| Exercise material |
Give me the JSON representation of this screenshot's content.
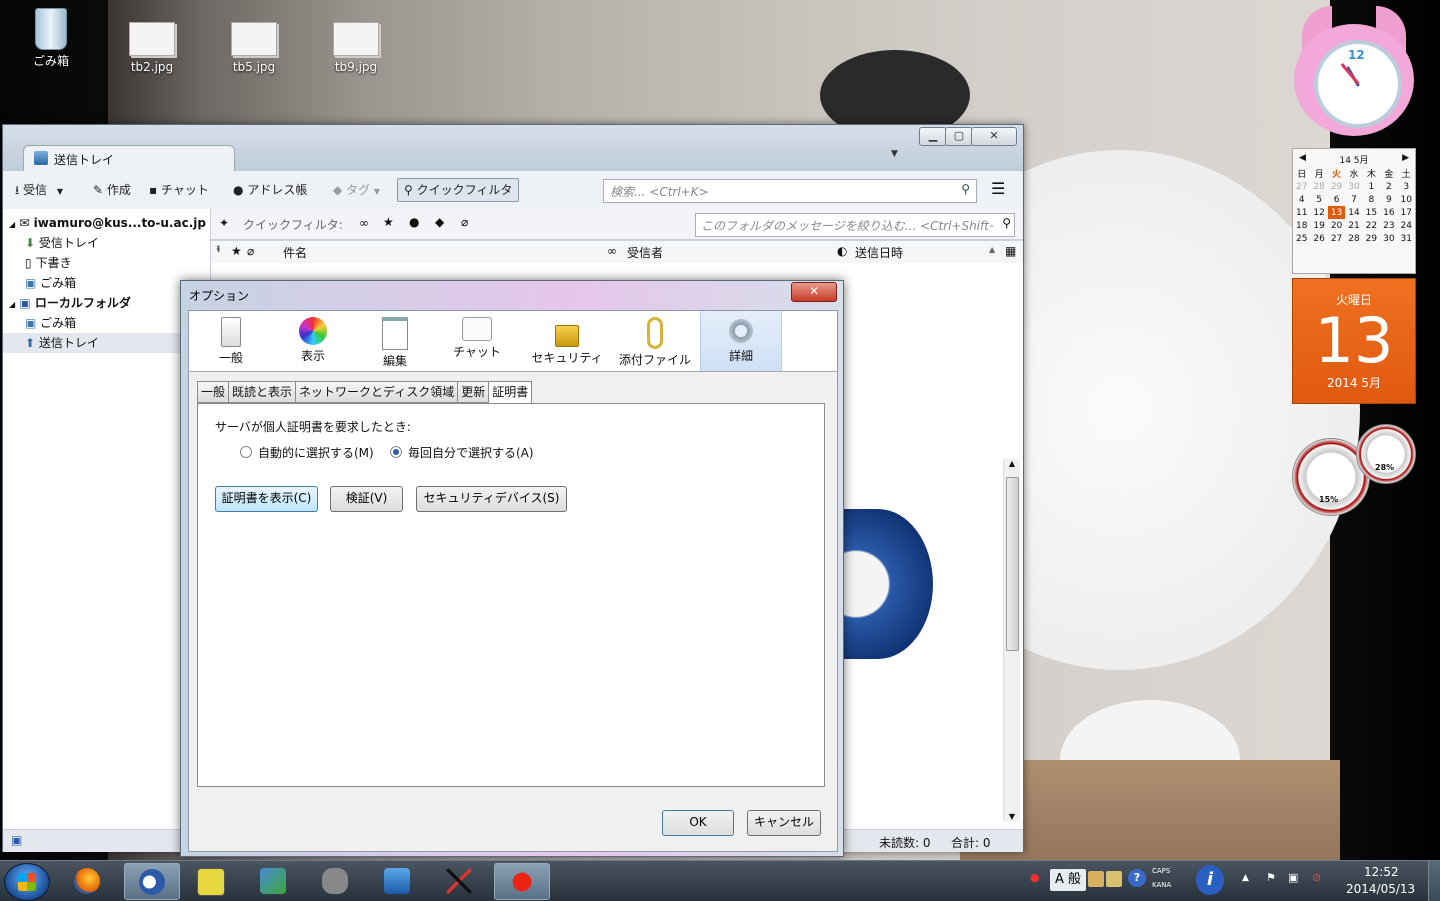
{
  "desktop": {
    "icons": [
      {
        "label": "ごみ箱"
      },
      {
        "label": "tb2.jpg"
      },
      {
        "label": "tb5.jpg"
      },
      {
        "label": "tb9.jpg"
      }
    ]
  },
  "gadgets": {
    "clock_number": "12",
    "calendar": {
      "month_header": "14 5月",
      "weekdays": [
        "日",
        "月",
        "火",
        "水",
        "木",
        "金",
        "土"
      ],
      "weeks": [
        [
          "27",
          "28",
          "29",
          "30",
          "1",
          "2",
          "3"
        ],
        [
          "4",
          "5",
          "6",
          "7",
          "8",
          "9",
          "10"
        ],
        [
          "11",
          "12",
          "13",
          "14",
          "15",
          "16",
          "17"
        ],
        [
          "18",
          "19",
          "20",
          "21",
          "22",
          "23",
          "24"
        ],
        [
          "25",
          "26",
          "27",
          "28",
          "29",
          "30",
          "31"
        ]
      ],
      "day_of_week": "火曜日",
      "day": "13",
      "year_month": "2014 5月"
    },
    "meter": {
      "cpu": "15%",
      "memory": "28%"
    }
  },
  "thunderbird": {
    "tab_label": "送信トレイ",
    "window_controls": {
      "minimize": "▁",
      "maximize": "▢",
      "close": "✕"
    },
    "toolbar": {
      "get_mail": "受信",
      "write": "作成",
      "chat": "チャット",
      "address_book": "アドレス帳",
      "tag": "タグ",
      "quick_filter": "クイックフィルタ"
    },
    "search": {
      "placeholder": "検索... <Ctrl+K>"
    },
    "folders": {
      "account": "iwamuro@kus...to-u.ac.jp",
      "account_folders": [
        "受信トレイ",
        "下書き",
        "ごみ箱"
      ],
      "local": "ローカルフォルダ",
      "local_folders": [
        "ごみ箱",
        "送信トレイ"
      ]
    },
    "quickfilter": {
      "label": "クイックフィルタ:",
      "search_placeholder": "このフォルダのメッセージを絞り込む... <Ctrl+Shift+"
    },
    "columns": {
      "subject": "件名",
      "recipient": "受信者",
      "date": "送信日時"
    },
    "status": {
      "unread": "未読数: 0",
      "total": "合計: 0"
    }
  },
  "dialog": {
    "title": "オプション",
    "close": "✕",
    "panes": [
      {
        "label": "一般"
      },
      {
        "label": "表示"
      },
      {
        "label": "編集"
      },
      {
        "label": "チャット"
      },
      {
        "label": "セキュリティ"
      },
      {
        "label": "添付ファイル"
      },
      {
        "label": "詳細"
      }
    ],
    "subtabs": [
      "一般",
      "既読と表示",
      "ネットワークとディスク領域",
      "更新",
      "証明書"
    ],
    "cert_prompt": "サーバが個人証明書を要求したとき:",
    "radio_auto": "自動的に選択する(M)",
    "radio_ask": "毎回自分で選択する(A)",
    "btn_view": "証明書を表示(C)",
    "btn_validate": "検証(V)",
    "btn_devices": "セキュリティデバイス(S)",
    "ok": "OK",
    "cancel": "キャンセル"
  },
  "taskbar": {
    "ime": "A 般",
    "caps": "CAPS",
    "kana": "KANA",
    "time": "12:52",
    "date": "2014/05/13"
  }
}
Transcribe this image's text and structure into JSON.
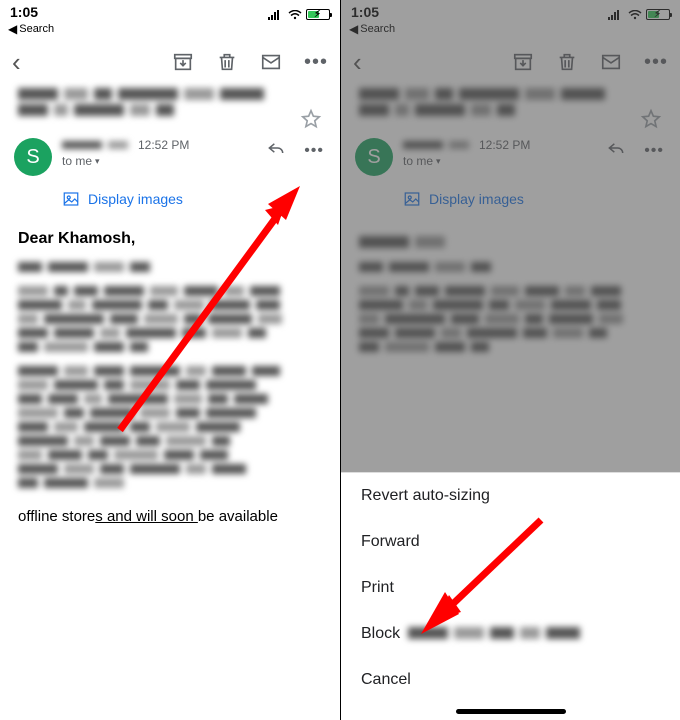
{
  "status": {
    "time": "1:05",
    "back_label": "Search"
  },
  "toolbar": {
    "archive_icon": "archive",
    "delete_icon": "trash",
    "mail_icon": "envelope",
    "more_icon": "more"
  },
  "sender": {
    "avatar_letter": "S",
    "timestamp": "12:52 PM",
    "to_line": "to me"
  },
  "display_images_label": "Display images",
  "greeting": "Dear Khamosh,",
  "footer_fragment_a": "offline store",
  "footer_fragment_u": "s and will soon ",
  "footer_fragment_b": "be available",
  "sheet": {
    "revert": "Revert auto-sizing",
    "forward": "Forward",
    "print": "Print",
    "block": "Block",
    "cancel": "Cancel"
  },
  "colors": {
    "accent": "#1a73e8",
    "avatar": "#1ba260",
    "arrow": "#ff0000",
    "battery": "#34c759"
  }
}
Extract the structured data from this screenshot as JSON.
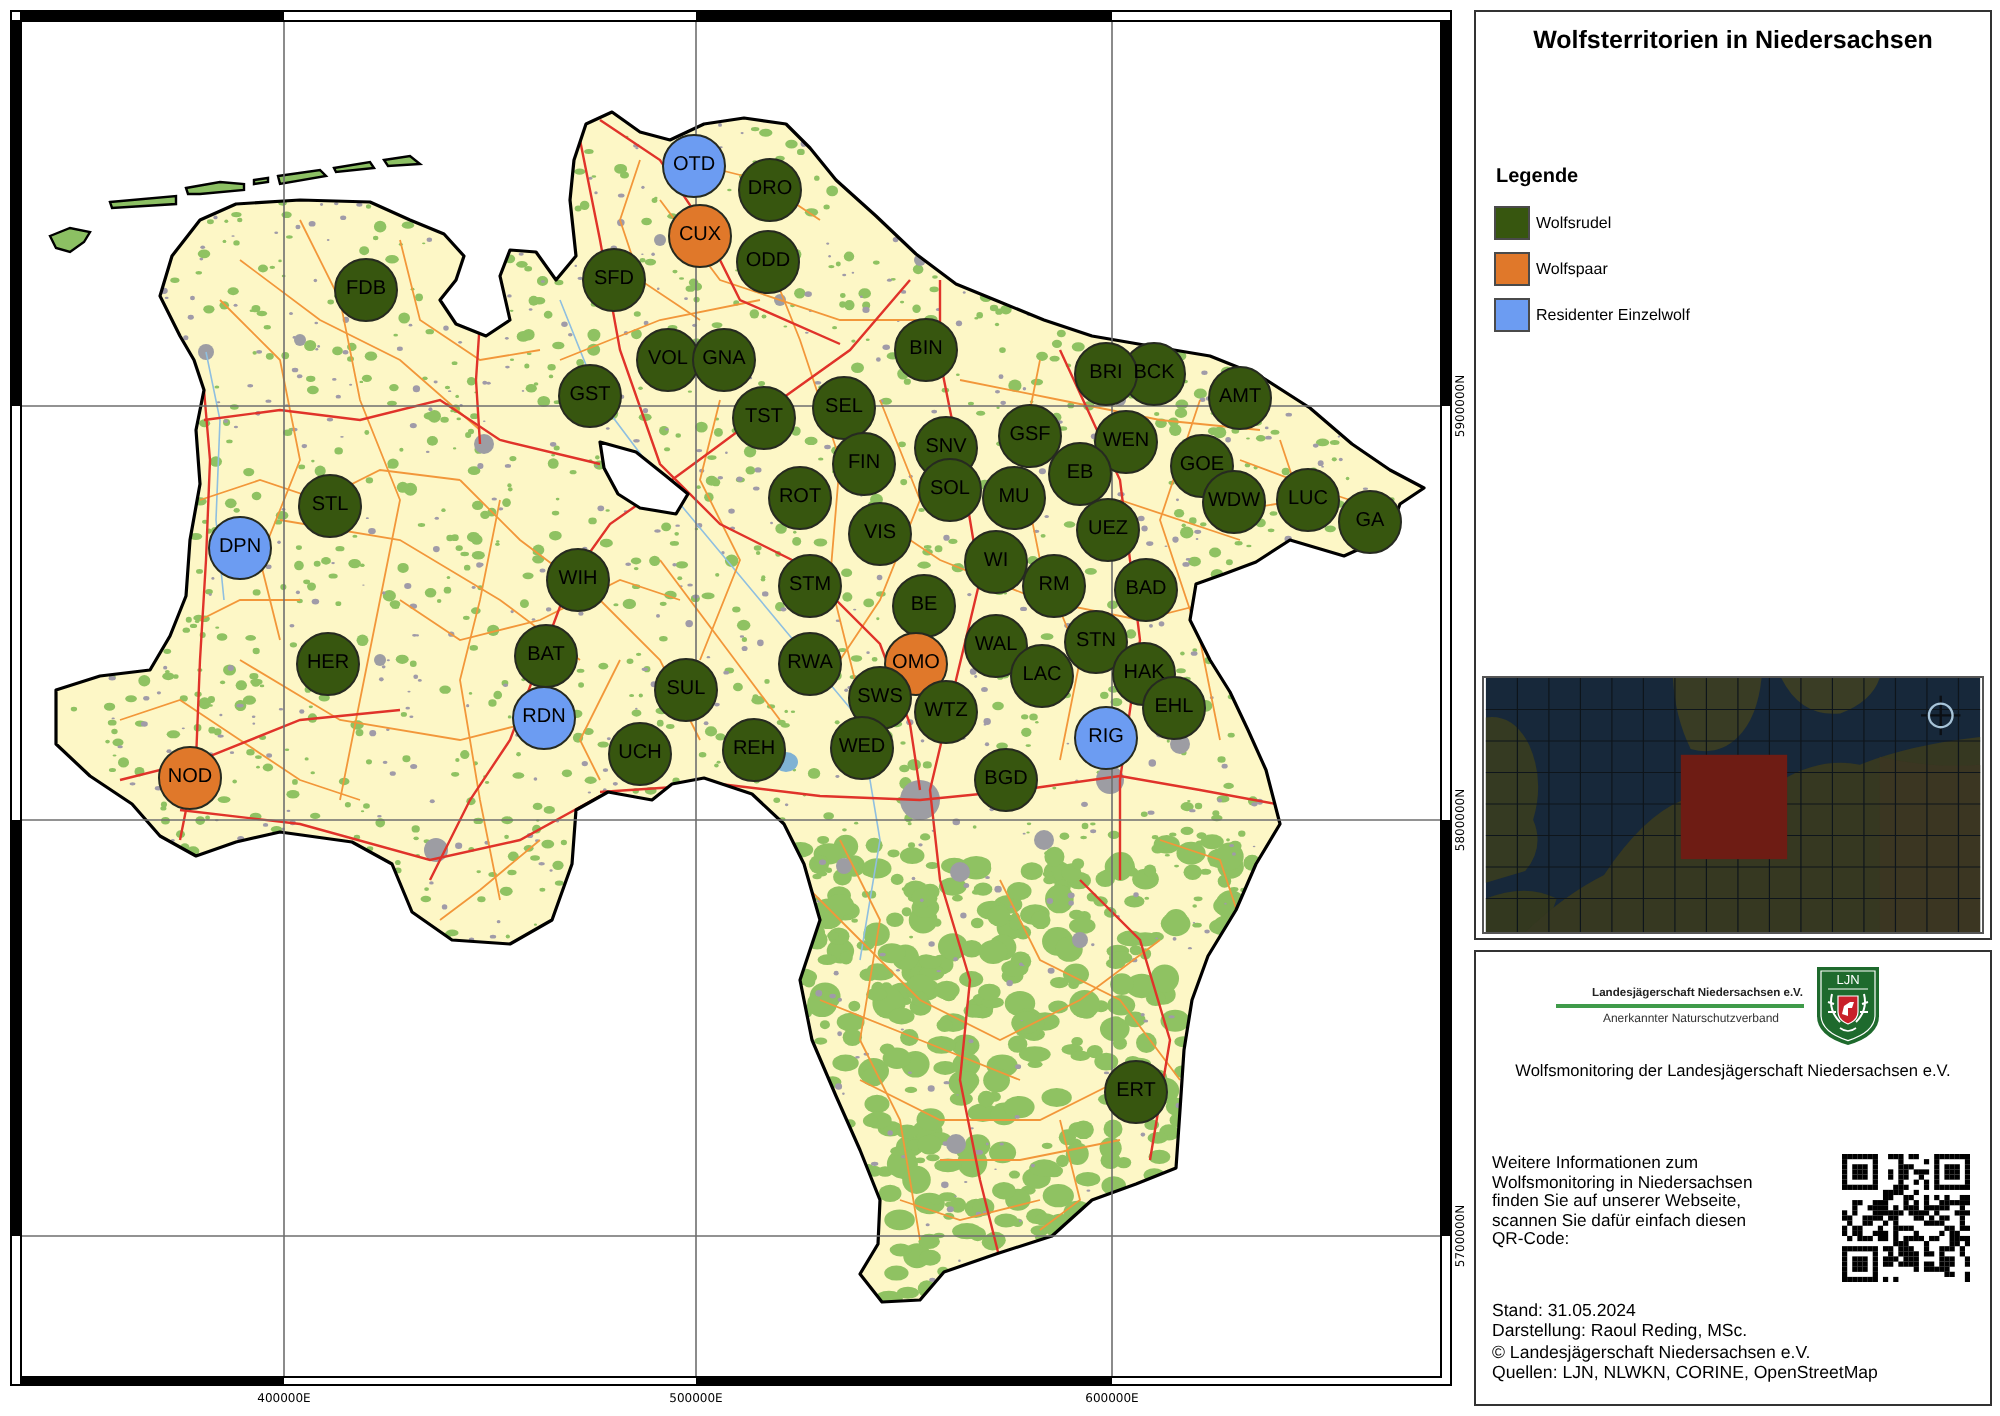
{
  "map": {
    "territories": [
      {
        "code": "OTD",
        "kind": "einzelwolf"
      },
      {
        "code": "DRO",
        "kind": "rudel"
      },
      {
        "code": "CUX",
        "kind": "paar"
      },
      {
        "code": "ODD",
        "kind": "rudel"
      },
      {
        "code": "SFD",
        "kind": "rudel"
      },
      {
        "code": "FDB",
        "kind": "rudel"
      },
      {
        "code": "BIN",
        "kind": "rudel"
      },
      {
        "code": "VOL",
        "kind": "rudel"
      },
      {
        "code": "GNA",
        "kind": "rudel"
      },
      {
        "code": "BCK",
        "kind": "rudel"
      },
      {
        "code": "BRI",
        "kind": "rudel"
      },
      {
        "code": "GST",
        "kind": "rudel"
      },
      {
        "code": "AMT",
        "kind": "rudel"
      },
      {
        "code": "SEL",
        "kind": "rudel"
      },
      {
        "code": "TST",
        "kind": "rudel"
      },
      {
        "code": "GSF",
        "kind": "rudel"
      },
      {
        "code": "WEN",
        "kind": "rudel"
      },
      {
        "code": "SNV",
        "kind": "rudel"
      },
      {
        "code": "FIN",
        "kind": "rudel"
      },
      {
        "code": "GOE",
        "kind": "rudel"
      },
      {
        "code": "EB",
        "kind": "rudel"
      },
      {
        "code": "SOL",
        "kind": "rudel"
      },
      {
        "code": "STL",
        "kind": "rudel"
      },
      {
        "code": "ROT",
        "kind": "rudel"
      },
      {
        "code": "MU",
        "kind": "rudel"
      },
      {
        "code": "WDW",
        "kind": "rudel"
      },
      {
        "code": "LUC",
        "kind": "rudel"
      },
      {
        "code": "GA",
        "kind": "rudel"
      },
      {
        "code": "VIS",
        "kind": "rudel"
      },
      {
        "code": "UEZ",
        "kind": "rudel"
      },
      {
        "code": "DPN",
        "kind": "einzelwolf"
      },
      {
        "code": "WI",
        "kind": "rudel"
      },
      {
        "code": "WIH",
        "kind": "rudel"
      },
      {
        "code": "STM",
        "kind": "rudel"
      },
      {
        "code": "RM",
        "kind": "rudel"
      },
      {
        "code": "BAD",
        "kind": "rudel"
      },
      {
        "code": "BE",
        "kind": "rudel"
      },
      {
        "code": "WAL",
        "kind": "rudel"
      },
      {
        "code": "STN",
        "kind": "rudel"
      },
      {
        "code": "HER",
        "kind": "rudel"
      },
      {
        "code": "BAT",
        "kind": "rudel"
      },
      {
        "code": "RWA",
        "kind": "rudel"
      },
      {
        "code": "OMO",
        "kind": "paar"
      },
      {
        "code": "LAC",
        "kind": "rudel"
      },
      {
        "code": "HAK",
        "kind": "rudel"
      },
      {
        "code": "SUL",
        "kind": "rudel"
      },
      {
        "code": "SWS",
        "kind": "rudel"
      },
      {
        "code": "RDN",
        "kind": "einzelwolf"
      },
      {
        "code": "WTZ",
        "kind": "rudel"
      },
      {
        "code": "EHL",
        "kind": "rudel"
      },
      {
        "code": "RIG",
        "kind": "einzelwolf"
      },
      {
        "code": "UCH",
        "kind": "rudel"
      },
      {
        "code": "REH",
        "kind": "rudel"
      },
      {
        "code": "WED",
        "kind": "rudel"
      },
      {
        "code": "NOD",
        "kind": "paar"
      },
      {
        "code": "BGD",
        "kind": "rudel"
      },
      {
        "code": "ERT",
        "kind": "rudel"
      }
    ],
    "x_axis_labels": [
      "400000E",
      "500000E",
      "600000E"
    ],
    "y_axis_labels": [
      "5900000N",
      "5800000N",
      "5700000N"
    ]
  },
  "legend_panel": {
    "title": "Wolfsterritorien in Niedersachsen",
    "legend": {
      "heading": "Legende",
      "items": [
        {
          "kind": "rudel",
          "label": "Wolfsrudel",
          "color": "#37560f"
        },
        {
          "kind": "paar",
          "label": "Wolfspaar",
          "color": "#e0782a"
        },
        {
          "kind": "einzelwolf",
          "label": "Residenter Einzelwolf",
          "color": "#6c9cf2"
        }
      ]
    }
  },
  "info_panel": {
    "organization": {
      "name": "Landesjägerschaft Niedersachsen e.V.",
      "tagline": "Anerkannter Naturschutzverband",
      "shield_text": "LJN"
    },
    "caption": "Wolfsmonitoring der Landesjägerschaft Niedersachsen e.V.",
    "info_lines": [
      "Weitere Informationen zum",
      "Wolfsmonitoring in Niedersachsen",
      "finden Sie auf unserer Webseite,",
      "scannen Sie dafür einfach diesen",
      "QR-Code:"
    ],
    "credits": [
      "Stand: 31.05.2024",
      "Darstellung: Raoul Reding, MSc.",
      "© Landesjägerschaft Niedersachsen e.V.",
      "Quellen: LJN, NLWKN, CORINE, OpenStreetMap"
    ]
  }
}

| Your goal |
Extract, from the listing above, every line where the string "JSON" occurs.

| Full output |
Give me the JSON representation of this screenshot's content.
Transcribe this image's text and structure into JSON.
Extract the structured data from this screenshot as JSON.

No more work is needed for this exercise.